STATED GOAL: Find the lines with "recettes" in them and copy them out.

** BEGIN **

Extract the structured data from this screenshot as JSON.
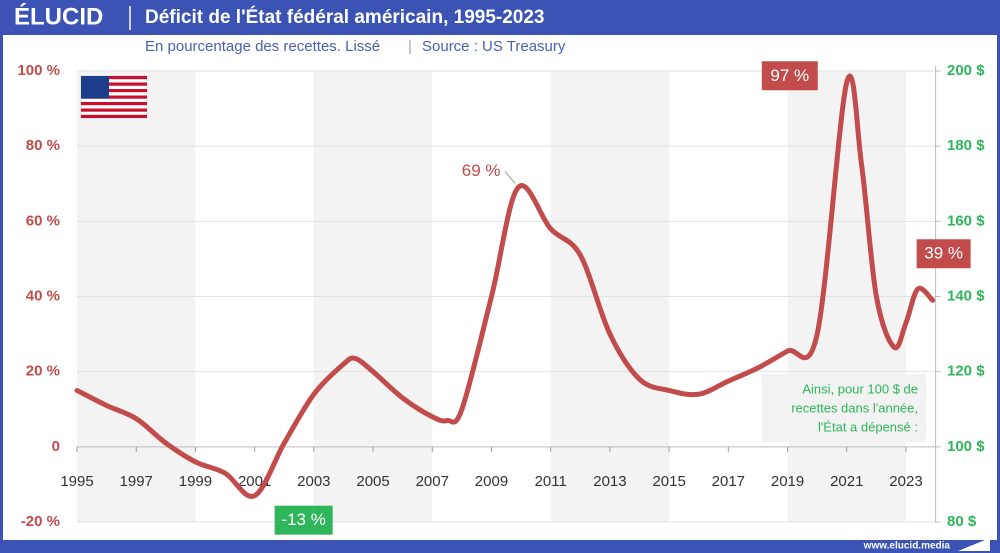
{
  "brand": "ÉLUCID",
  "footer": "www.elucid.media",
  "chart_data": {
    "type": "line",
    "title": "Déficit de l'État fédéral américain, 1995-2023",
    "subtitle": "En pourcentage des recettes. Lissé",
    "source": "Source : US Treasury",
    "x": [
      1995,
      1996,
      1997,
      1998,
      1999,
      2000,
      2001,
      2002,
      2003,
      2004,
      2004.4,
      2005,
      2006,
      2007,
      2007.5,
      2008,
      2009,
      2009.9,
      2011,
      2012,
      2013,
      2014,
      2015,
      2016,
      2017,
      2018,
      2019,
      2020,
      2021,
      2021.5,
      2022,
      2022.6,
      2023,
      2023.4,
      2023.9
    ],
    "series": [
      {
        "name": "Déficit",
        "color": "#c24b4b",
        "values": [
          15,
          11,
          7.5,
          1,
          -4,
          -7,
          -13,
          1,
          14,
          22,
          23.5,
          20,
          13,
          8,
          7,
          10,
          40,
          69,
          58,
          51,
          30,
          18,
          15,
          14,
          17.5,
          21,
          25.5,
          30,
          97,
          75,
          40,
          26.5,
          33,
          42,
          39
        ],
        "value_labels": [
          null,
          null,
          null,
          null,
          null,
          null,
          "-13 %",
          null,
          null,
          null,
          null,
          null,
          null,
          null,
          null,
          null,
          null,
          "69 %",
          null,
          null,
          null,
          null,
          null,
          null,
          null,
          null,
          null,
          null,
          "97 %",
          null,
          null,
          null,
          null,
          null,
          "39 %"
        ]
      }
    ],
    "xlim": [
      1995,
      2024
    ],
    "xticks": [
      1995,
      1997,
      1999,
      2001,
      2003,
      2005,
      2007,
      2009,
      2011,
      2013,
      2015,
      2017,
      2019,
      2021,
      2023
    ],
    "ylim": [
      -20,
      100
    ],
    "yticks": [
      {
        "value": -20,
        "label": "-20 %"
      },
      0,
      {
        "value": 20,
        "label": "20 %"
      },
      {
        "value": 40,
        "label": "40 %"
      },
      {
        "value": 60,
        "label": "60 %"
      },
      {
        "value": 80,
        "label": "80 %"
      },
      {
        "value": 100,
        "label": "100 %"
      }
    ],
    "y2lim": [
      80,
      200
    ],
    "y2ticks": [
      {
        "value": 80,
        "label": "80 $"
      },
      {
        "value": 100,
        "label": "100 $"
      },
      {
        "value": 120,
        "label": "120 $"
      },
      {
        "value": 140,
        "label": "140 $"
      },
      {
        "value": 160,
        "label": "160 $"
      },
      {
        "value": 180,
        "label": "180 $"
      },
      {
        "value": 200,
        "label": "200 $"
      }
    ],
    "grid": true,
    "note": [
      "Ainsi, pour 100 $ de",
      "recettes dans l'année,",
      "l'État a dépensé :"
    ]
  }
}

** END **

TASK OUTPUT:
    "subtitle": "En pourcentage des recettes. Lissé",
      "recettes dans l'année,",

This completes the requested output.